Your instructions: Please quote every line word for word.

[begin Given data]

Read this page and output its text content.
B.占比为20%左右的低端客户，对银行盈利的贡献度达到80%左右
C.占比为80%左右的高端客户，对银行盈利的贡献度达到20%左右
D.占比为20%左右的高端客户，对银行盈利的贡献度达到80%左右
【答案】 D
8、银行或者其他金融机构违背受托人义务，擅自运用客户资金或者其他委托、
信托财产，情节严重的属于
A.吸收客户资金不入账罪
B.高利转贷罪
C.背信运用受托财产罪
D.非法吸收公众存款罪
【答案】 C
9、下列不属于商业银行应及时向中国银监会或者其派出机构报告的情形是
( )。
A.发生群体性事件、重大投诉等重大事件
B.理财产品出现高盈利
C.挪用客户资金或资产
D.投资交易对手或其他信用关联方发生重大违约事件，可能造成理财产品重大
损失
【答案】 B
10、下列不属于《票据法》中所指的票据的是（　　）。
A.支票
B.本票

[end Given data]

The reply:
Read this page and output its text content.
B.占比为20%左右的低端客户，对银行盈利的贡献度达到80%左右
C.占比为80%左右的高端客户，对银行盈利的贡献度达到20%左右
D.占比为20%左右的高端客户，对银行盈利的贡献度达到80%左右
【答案】 D
8、银行或者其他金融机构违背受托人义务，擅自运用客户资金或者其他委托、
信托财产，情节严重的属于
A.吸收客户资金不入账罪
B.高利转贷罪
C.背信运用受托财产罪
D.非法吸收公众存款罪
【答案】 C
9、下列不属于商业银行应及时向中国银监会或者其派出机构报告的情形是
( )。
A.发生群体性事件、重大投诉等重大事件
B.理财产品出现高盈利
C.挪用客户资金或资产
D.投资交易对手或其他信用关联方发生重大违约事件，可能造成理财产品重大
损失
【答案】 B
10、下列不属于《票据法》中所指的票据的是（　　）。
A.支票
B.本票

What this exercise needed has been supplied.